### TO DO
Copy each line of the records that holds the string "JSON".
============================================================
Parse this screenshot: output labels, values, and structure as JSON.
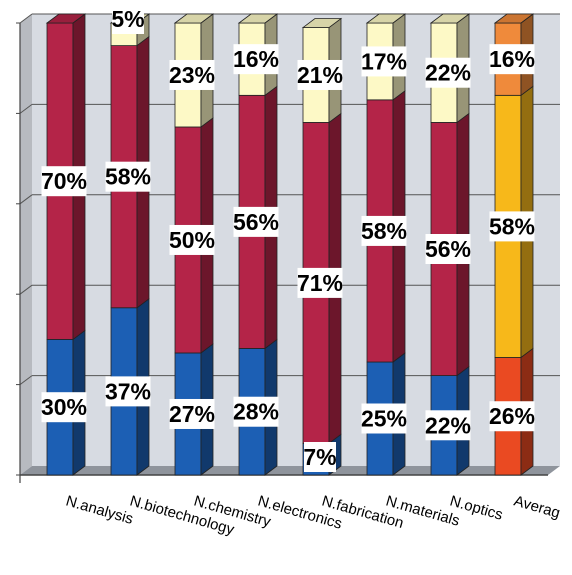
{
  "chart_data": {
    "type": "bar",
    "stacked": true,
    "percent_scale": true,
    "ylim": [
      0,
      100
    ],
    "grid": true,
    "legend": "none",
    "categories": [
      "N.analysis",
      "N.biotechnology",
      "N.chemistry",
      "N.electronics",
      "N.fabrication",
      "N.materials",
      "N.optics",
      "Averag"
    ],
    "series": [
      {
        "values": [
          30,
          37,
          27,
          28,
          7,
          25,
          22,
          26
        ],
        "colors": [
          "#1c5fb4",
          "#1c5fb4",
          "#1c5fb4",
          "#1c5fb4",
          "#1c5fb4",
          "#1c5fb4",
          "#1c5fb4",
          "#ea4a22"
        ]
      },
      {
        "values": [
          70,
          58,
          50,
          56,
          71,
          58,
          56,
          58
        ],
        "colors": [
          "#b42448",
          "#b42448",
          "#b42448",
          "#b42448",
          "#b42448",
          "#b42448",
          "#b42448",
          "#f7b81a"
        ]
      },
      {
        "values": [
          0,
          5,
          23,
          16,
          21,
          17,
          22,
          16
        ],
        "colors": [
          "#fdf9c6",
          "#fdf9c6",
          "#fdf9c6",
          "#fdf9c6",
          "#fdf9c6",
          "#fdf9c6",
          "#fdf9c6",
          "#ef8a3b"
        ]
      }
    ],
    "data_labels": [
      [
        "30%",
        "70%",
        ""
      ],
      [
        "37%",
        "58%",
        "5%"
      ],
      [
        "27%",
        "50%",
        "23%"
      ],
      [
        "28%",
        "56%",
        "16%"
      ],
      [
        "7%",
        "71%",
        "21%"
      ],
      [
        "25%",
        "58%",
        "17%"
      ],
      [
        "22%",
        "56%",
        "22%"
      ],
      [
        "26%",
        "58%",
        "16%"
      ]
    ],
    "background_color": "#d7dbe2",
    "floor_color": "#8f949c"
  }
}
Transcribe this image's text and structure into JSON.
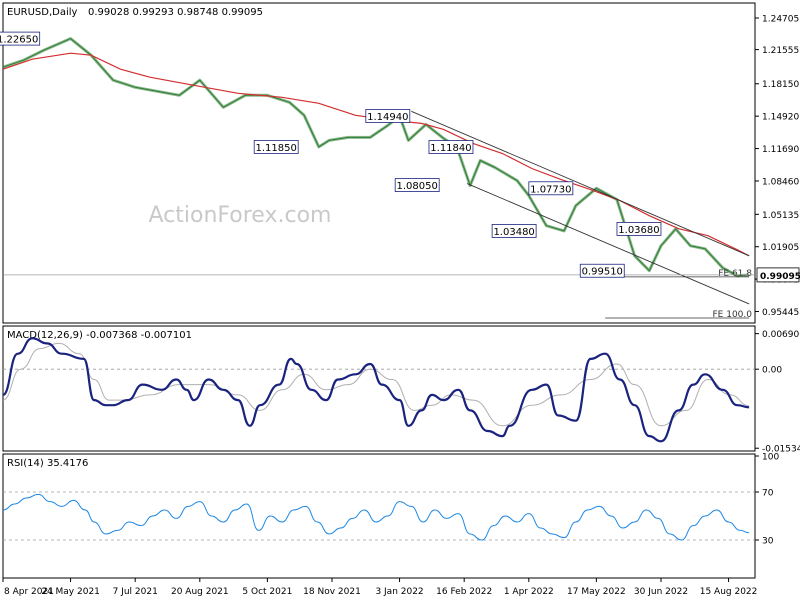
{
  "header": {
    "symbol": "EURUSD,Daily",
    "ohlc": "0.99028 0.99293 0.98748 0.99095"
  },
  "watermark": "ActionForex.com",
  "colors": {
    "price": "#2e7d32",
    "ma": "#d32f2f",
    "channel": "#333333",
    "macd_main": "#1a237e",
    "macd_signal": "#b0b0b0",
    "rsi": "#1e88e5",
    "label_border": "#1a237e",
    "grid": "#9e9e9e"
  },
  "chart_data": [
    {
      "type": "line",
      "panel": "price",
      "ylim": [
        0.945,
        1.26
      ],
      "x_tick_labels": [
        "8 Apr 2021",
        "24 May 2021",
        "7 Jul 2021",
        "20 Aug 2021",
        "5 Oct 2021",
        "18 Nov 2021",
        "3 Jan 2022",
        "16 Feb 2022",
        "1 Apr 2022",
        "17 May 2022",
        "30 Jun 2022",
        "15 Aug 2022"
      ],
      "x_ticks_day": [
        0,
        46,
        90,
        134,
        180,
        224,
        270,
        314,
        358,
        404,
        448,
        494
      ],
      "y_ticks": [
        1.24705,
        1.21555,
        1.1815,
        1.1492,
        1.1169,
        1.0846,
        1.05135,
        1.01905,
        0.98675,
        0.95445
      ],
      "y_tick_labels": [
        "1.24705",
        "1.21555",
        "1.18150",
        "1.14920",
        "1.11690",
        "1.08460",
        "1.05135",
        "1.01905",
        "0.98675",
        "0.95445"
      ],
      "last_price": 0.99095,
      "last_price_label": "0.99095",
      "series": [
        {
          "role": "price",
          "x": [
            0,
            14,
            28,
            46,
            60,
            75,
            90,
            105,
            120,
            134,
            150,
            165,
            180,
            195,
            205,
            215,
            222,
            235,
            250,
            262,
            270,
            276,
            288,
            300,
            309,
            318,
            325,
            335,
            350,
            358,
            370,
            382,
            390,
            404,
            418,
            430,
            440,
            448,
            458,
            468,
            478,
            490,
            500,
            508
          ],
          "y": [
            1.198,
            1.205,
            1.215,
            1.2265,
            1.21,
            1.185,
            1.178,
            1.174,
            1.17,
            1.185,
            1.158,
            1.17,
            1.17,
            1.163,
            1.15,
            1.1185,
            1.125,
            1.128,
            1.128,
            1.14,
            1.1494,
            1.125,
            1.141,
            1.127,
            1.1184,
            1.08,
            1.105,
            1.098,
            1.085,
            1.07,
            1.04,
            1.0348,
            1.06,
            1.0773,
            1.066,
            1.01,
            0.9951,
            1.02,
            1.0368,
            1.02,
            1.017,
            0.998,
            0.99,
            0.991
          ]
        },
        {
          "role": "ma",
          "x": [
            0,
            20,
            46,
            60,
            80,
            100,
            130,
            160,
            190,
            215,
            240,
            265,
            285,
            300,
            320,
            340,
            360,
            380,
            400,
            420,
            440,
            460,
            480,
            500,
            508
          ],
          "y": [
            1.196,
            1.206,
            1.212,
            1.21,
            1.196,
            1.188,
            1.18,
            1.172,
            1.168,
            1.162,
            1.15,
            1.145,
            1.142,
            1.136,
            1.122,
            1.112,
            1.097,
            1.086,
            1.076,
            1.065,
            1.05,
            1.037,
            1.03,
            1.016,
            1.01
          ]
        }
      ],
      "levels": [
        {
          "label": "1.22650",
          "day": 10,
          "price": 1.2265
        },
        {
          "label": "1.14940",
          "day": 262,
          "price": 1.1494
        },
        {
          "label": "1.11850",
          "day": 186,
          "price": 1.1185
        },
        {
          "label": "1.11840",
          "day": 305,
          "price": 1.1184
        },
        {
          "label": "1.08050",
          "day": 282,
          "price": 1.0805
        },
        {
          "label": "1.07730",
          "day": 373,
          "price": 1.0773
        },
        {
          "label": "1.03480",
          "day": 348,
          "price": 1.0348
        },
        {
          "label": "1.03680",
          "day": 433,
          "price": 1.0368
        },
        {
          "label": "0.99510",
          "day": 408,
          "price": 0.9951
        }
      ],
      "channel_lines": [
        {
          "x": [
            278,
            508
          ],
          "y": [
            1.154,
            1.01
          ]
        },
        {
          "x": [
            316,
            508
          ],
          "y": [
            1.082,
            0.962
          ]
        }
      ],
      "fib_lines": [
        {
          "label": "FE 61.8",
          "price": 0.989,
          "x": [
            410,
            508
          ]
        },
        {
          "label": "FE 100.0",
          "price": 0.948,
          "x": [
            410,
            508
          ]
        }
      ]
    },
    {
      "type": "line",
      "panel": "macd",
      "title": "MACD(12,26,9) -0.007368 -0.007101",
      "ylim": [
        -0.0155,
        0.008
      ],
      "y_ticks": [
        0.006906,
        0.0,
        -0.015348
      ],
      "y_tick_labels": [
        "0.006906",
        "0.00",
        "-0.015348"
      ],
      "series": [
        {
          "role": "macd_main",
          "x": [
            0,
            10,
            20,
            30,
            40,
            55,
            62,
            70,
            75,
            85,
            95,
            108,
            118,
            125,
            130,
            140,
            150,
            160,
            168,
            175,
            188,
            196,
            200,
            210,
            220,
            228,
            240,
            250,
            258,
            270,
            276,
            285,
            292,
            300,
            310,
            318,
            330,
            340,
            345,
            360,
            370,
            378,
            390,
            400,
            410,
            420,
            430,
            440,
            448,
            460,
            470,
            478,
            490,
            500,
            508
          ],
          "y": [
            -0.005,
            0.003,
            0.006,
            0.005,
            0.003,
            0.002,
            -0.006,
            -0.007,
            -0.007,
            -0.006,
            -0.003,
            -0.004,
            -0.002,
            -0.004,
            -0.006,
            -0.002,
            -0.004,
            -0.006,
            -0.011,
            -0.007,
            -0.003,
            0.002,
            0.001,
            -0.004,
            -0.006,
            -0.002,
            -0.001,
            0.001,
            -0.003,
            -0.006,
            -0.011,
            -0.008,
            -0.005,
            -0.006,
            -0.004,
            -0.008,
            -0.012,
            -0.013,
            -0.011,
            -0.004,
            -0.003,
            -0.009,
            -0.01,
            0.002,
            0.003,
            -0.002,
            -0.007,
            -0.013,
            -0.014,
            -0.008,
            -0.003,
            -0.001,
            -0.004,
            -0.007,
            -0.0074
          ]
        },
        {
          "role": "macd_signal",
          "x": [
            0,
            12,
            25,
            38,
            52,
            62,
            72,
            82,
            100,
            120,
            140,
            160,
            175,
            190,
            205,
            220,
            235,
            250,
            265,
            280,
            292,
            305,
            320,
            340,
            360,
            380,
            400,
            418,
            430,
            448,
            465,
            480,
            495,
            508
          ],
          "y": [
            -0.006,
            0.0,
            0.004,
            0.005,
            0.003,
            -0.002,
            -0.006,
            -0.006,
            -0.005,
            -0.003,
            -0.003,
            -0.005,
            -0.008,
            -0.004,
            -0.001,
            -0.004,
            -0.003,
            0.0,
            -0.002,
            -0.008,
            -0.007,
            -0.005,
            -0.006,
            -0.011,
            -0.007,
            -0.005,
            -0.002,
            0.001,
            -0.003,
            -0.011,
            -0.008,
            -0.002,
            -0.005,
            -0.0071
          ]
        }
      ]
    },
    {
      "type": "line",
      "panel": "rsi",
      "title": "RSI(14) 35.4176",
      "ylim": [
        0,
        100
      ],
      "y_ticks": [
        100,
        70,
        30
      ],
      "y_tick_labels": [
        "100",
        "70",
        "30"
      ],
      "series": [
        {
          "role": "rsi",
          "x": [
            0,
            8,
            16,
            24,
            32,
            40,
            48,
            56,
            62,
            70,
            78,
            86,
            94,
            102,
            110,
            118,
            126,
            134,
            142,
            150,
            158,
            166,
            174,
            182,
            190,
            198,
            206,
            214,
            222,
            230,
            238,
            246,
            254,
            262,
            270,
            278,
            286,
            294,
            302,
            310,
            318,
            326,
            334,
            342,
            350,
            358,
            366,
            374,
            382,
            390,
            398,
            406,
            414,
            422,
            430,
            438,
            446,
            454,
            462,
            470,
            478,
            486,
            494,
            502,
            508
          ],
          "y": [
            55,
            60,
            65,
            68,
            62,
            58,
            63,
            55,
            45,
            35,
            38,
            45,
            42,
            50,
            55,
            48,
            58,
            62,
            50,
            45,
            55,
            60,
            38,
            50,
            45,
            55,
            58,
            45,
            35,
            40,
            48,
            55,
            45,
            50,
            62,
            58,
            45,
            55,
            48,
            52,
            35,
            30,
            42,
            50,
            45,
            52,
            40,
            35,
            32,
            45,
            55,
            58,
            50,
            40,
            45,
            55,
            48,
            35,
            30,
            42,
            50,
            55,
            45,
            38,
            36
          ]
        }
      ]
    }
  ]
}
============================================================
### OUTPUT BELOW
Parse this screenshot: output labels, values, and structure as JSON.
Transcribe this image's text and structure into JSON.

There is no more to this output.